Collected data entries
▬▬▬▬▬▬
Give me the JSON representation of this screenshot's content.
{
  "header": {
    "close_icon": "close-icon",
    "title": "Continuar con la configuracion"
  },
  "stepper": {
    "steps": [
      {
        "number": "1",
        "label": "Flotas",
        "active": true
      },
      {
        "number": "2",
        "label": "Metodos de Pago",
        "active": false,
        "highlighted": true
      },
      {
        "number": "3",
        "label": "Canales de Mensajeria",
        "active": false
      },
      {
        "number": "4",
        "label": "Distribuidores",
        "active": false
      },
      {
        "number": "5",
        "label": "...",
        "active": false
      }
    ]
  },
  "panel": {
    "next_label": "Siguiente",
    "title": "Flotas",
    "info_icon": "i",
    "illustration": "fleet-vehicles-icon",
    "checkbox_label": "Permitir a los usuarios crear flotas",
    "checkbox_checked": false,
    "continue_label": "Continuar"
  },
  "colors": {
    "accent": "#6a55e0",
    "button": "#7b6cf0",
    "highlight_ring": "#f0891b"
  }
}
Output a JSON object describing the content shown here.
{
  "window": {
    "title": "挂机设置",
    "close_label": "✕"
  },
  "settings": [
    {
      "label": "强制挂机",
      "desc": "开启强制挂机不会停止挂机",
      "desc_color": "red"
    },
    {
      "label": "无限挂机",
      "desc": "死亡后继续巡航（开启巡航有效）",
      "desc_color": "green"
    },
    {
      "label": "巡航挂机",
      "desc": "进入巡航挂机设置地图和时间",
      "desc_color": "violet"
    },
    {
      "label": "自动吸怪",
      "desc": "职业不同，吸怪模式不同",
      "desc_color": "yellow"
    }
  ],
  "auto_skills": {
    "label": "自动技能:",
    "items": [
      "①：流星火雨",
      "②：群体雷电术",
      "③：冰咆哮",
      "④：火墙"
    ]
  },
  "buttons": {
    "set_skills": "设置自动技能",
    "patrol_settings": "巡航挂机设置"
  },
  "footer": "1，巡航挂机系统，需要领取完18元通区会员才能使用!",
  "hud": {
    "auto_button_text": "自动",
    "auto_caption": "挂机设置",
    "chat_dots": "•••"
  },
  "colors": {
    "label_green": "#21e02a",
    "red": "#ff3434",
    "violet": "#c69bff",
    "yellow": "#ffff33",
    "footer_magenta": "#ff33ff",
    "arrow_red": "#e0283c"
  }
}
▬▬▬▬▬▬
● THE REQUEST: Each line that contains the string "content" counts once; report how many such lines the entries have, giving only the number.

● WRITTEN ANSWER: 2